Look through the material below, count the lines containing the word "CODHIST", and state only the count.

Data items
☆ ☆ ☆ ☆ ☆
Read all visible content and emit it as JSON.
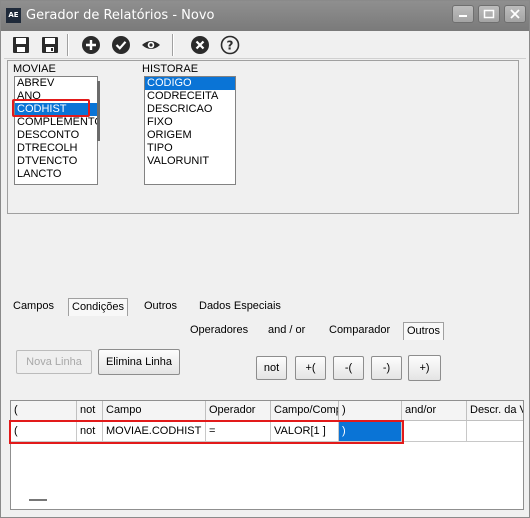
{
  "app": {
    "icon_label": "AE",
    "title": "Gerador de Relatórios - Novo"
  },
  "toolbar": {
    "icons": [
      "save-icon",
      "save-as-icon",
      "add-icon",
      "check-icon",
      "preview-eye-icon",
      "cancel-icon",
      "help-icon"
    ]
  },
  "moviae": {
    "title": "MOVIAE",
    "items": [
      "ABREV",
      "ANO",
      "CODHIST",
      "COMPLEMENTO",
      "DESCONTO",
      "DTRECOLH",
      "DTVENCTO",
      "LANCTO"
    ],
    "selected": "CODHIST"
  },
  "historae": {
    "title": "HISTORAE",
    "items": [
      "CODIGO",
      "CODRECEITA",
      "DESCRICAO",
      "FIXO",
      "ORIGEM",
      "TIPO",
      "VALORUNIT"
    ],
    "selected": "CODIGO"
  },
  "tabs": [
    "Campos",
    "Condições",
    "Outros",
    "Dados Especiais"
  ],
  "active_tab": "Condições",
  "subtabs": [
    "Operadores",
    "and / or",
    "Comparador",
    "Outros"
  ],
  "active_subtab": "Outros",
  "buttons": {
    "new_line": "Nova Linha",
    "delete_line": "Elimina Linha",
    "ops": [
      "not",
      "+(",
      "-(",
      "-)",
      "+)"
    ]
  },
  "grid": {
    "columns": [
      "(",
      "not",
      "Campo",
      "Operador",
      "Campo/Comp",
      ")",
      "and/or",
      "Descr. da V"
    ],
    "rows": [
      [
        "(",
        "not",
        "MOVIAE.CODHIST",
        "=",
        "VALOR[1 ]",
        ")",
        "",
        ""
      ]
    ]
  },
  "colors": {
    "selection": "#0a74d6",
    "highlight": "#e21a1a",
    "titlebar": "#848484"
  }
}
☆ ☆ ☆ ☆ ☆
* **ANSWER TO THE TASK**
3